> _SUPPLIED DATA_:
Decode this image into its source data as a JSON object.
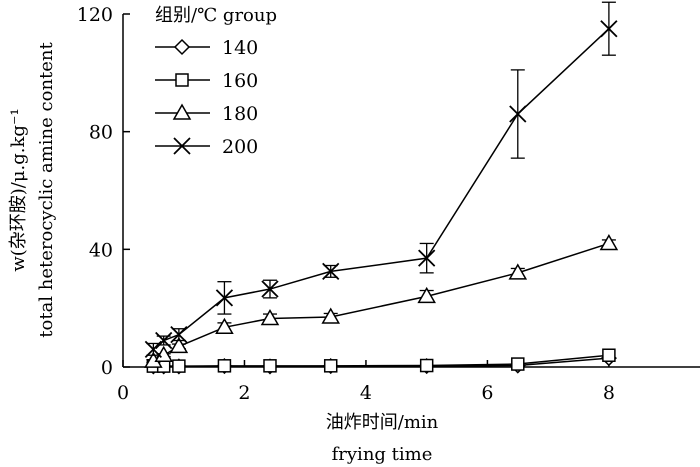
{
  "chart_data": {
    "type": "line",
    "xlabel_line1": "油炸时间/min",
    "xlabel_line2": "frying time",
    "ylabel_line1": "w(杂环胺)/μ.g.kg⁻¹",
    "ylabel_line2": "total heterocyclic amine content",
    "xlim": [
      0,
      9.5
    ],
    "ylim": [
      0,
      120
    ],
    "xticks": [
      0,
      2,
      4,
      6,
      8
    ],
    "yticks": [
      0,
      40,
      80,
      120
    ],
    "grid": false,
    "legend_title": "组别/℃ group",
    "legend_position": "top-left",
    "series": [
      {
        "name": "140",
        "marker": "diamond",
        "x": [
          0.5,
          0.67,
          0.92,
          1.67,
          2.42,
          3.42,
          5.0,
          6.5,
          8.0
        ],
        "y": [
          0.2,
          0.2,
          0.2,
          0.3,
          0.2,
          0.3,
          0.3,
          0.5,
          3.0
        ],
        "err": [
          0,
          0,
          0,
          0,
          0,
          0,
          0,
          0,
          0
        ]
      },
      {
        "name": "160",
        "marker": "square",
        "x": [
          0.5,
          0.67,
          0.92,
          1.67,
          2.42,
          3.42,
          5.0,
          6.5,
          8.0
        ],
        "y": [
          0.3,
          0.3,
          0.3,
          0.4,
          0.4,
          0.4,
          0.5,
          1.0,
          4.0
        ],
        "err": [
          0,
          0,
          0,
          0,
          0,
          0,
          0,
          0,
          0
        ]
      },
      {
        "name": "180",
        "marker": "triangle",
        "x": [
          0.5,
          0.67,
          0.92,
          1.67,
          2.42,
          3.42,
          5.0,
          6.5,
          8.0
        ],
        "y": [
          2,
          4,
          7,
          13.5,
          16.5,
          17,
          24,
          32,
          42
        ],
        "err": [
          0.5,
          0.5,
          0.8,
          1.5,
          1.5,
          1.2,
          2,
          1.5,
          1.2
        ]
      },
      {
        "name": "200",
        "marker": "x",
        "x": [
          0.5,
          0.67,
          0.92,
          1.67,
          2.42,
          3.42,
          5.0,
          6.5,
          8.0
        ],
        "y": [
          6,
          9,
          11,
          23.5,
          26.5,
          32.5,
          37,
          86,
          115
        ],
        "err": [
          2,
          1.5,
          2,
          5.5,
          3,
          2,
          5,
          15,
          9
        ]
      }
    ]
  }
}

> _SHORT PROBLEM_: Output the entries above exactly, without their pictures.

> _SOLUTION_:
Decode this image into its source data as a JSON object.
{
  "chart_data": {
    "type": "line",
    "xlabel_line1": "油炸时间/min",
    "xlabel_line2": "frying time",
    "ylabel_line1": "w(杂环胺)/μ.g.kg⁻¹",
    "ylabel_line2": "total heterocyclic amine content",
    "xlim": [
      0,
      9.5
    ],
    "ylim": [
      0,
      120
    ],
    "xticks": [
      0,
      2,
      4,
      6,
      8
    ],
    "yticks": [
      0,
      40,
      80,
      120
    ],
    "grid": false,
    "legend_title": "组别/℃ group",
    "legend_position": "top-left",
    "series": [
      {
        "name": "140",
        "marker": "diamond",
        "x": [
          0.5,
          0.67,
          0.92,
          1.67,
          2.42,
          3.42,
          5.0,
          6.5,
          8.0
        ],
        "y": [
          0.2,
          0.2,
          0.2,
          0.3,
          0.2,
          0.3,
          0.3,
          0.5,
          3.0
        ],
        "err": [
          0,
          0,
          0,
          0,
          0,
          0,
          0,
          0,
          0
        ]
      },
      {
        "name": "160",
        "marker": "square",
        "x": [
          0.5,
          0.67,
          0.92,
          1.67,
          2.42,
          3.42,
          5.0,
          6.5,
          8.0
        ],
        "y": [
          0.3,
          0.3,
          0.3,
          0.4,
          0.4,
          0.4,
          0.5,
          1.0,
          4.0
        ],
        "err": [
          0,
          0,
          0,
          0,
          0,
          0,
          0,
          0,
          0
        ]
      },
      {
        "name": "180",
        "marker": "triangle",
        "x": [
          0.5,
          0.67,
          0.92,
          1.67,
          2.42,
          3.42,
          5.0,
          6.5,
          8.0
        ],
        "y": [
          2,
          4,
          7,
          13.5,
          16.5,
          17,
          24,
          32,
          42
        ],
        "err": [
          0.5,
          0.5,
          0.8,
          1.5,
          1.5,
          1.2,
          2,
          1.5,
          1.2
        ]
      },
      {
        "name": "200",
        "marker": "x",
        "x": [
          0.5,
          0.67,
          0.92,
          1.67,
          2.42,
          3.42,
          5.0,
          6.5,
          8.0
        ],
        "y": [
          6,
          9,
          11,
          23.5,
          26.5,
          32.5,
          37,
          86,
          115
        ],
        "err": [
          2,
          1.5,
          2,
          5.5,
          3,
          2,
          5,
          15,
          9
        ]
      }
    ]
  }
}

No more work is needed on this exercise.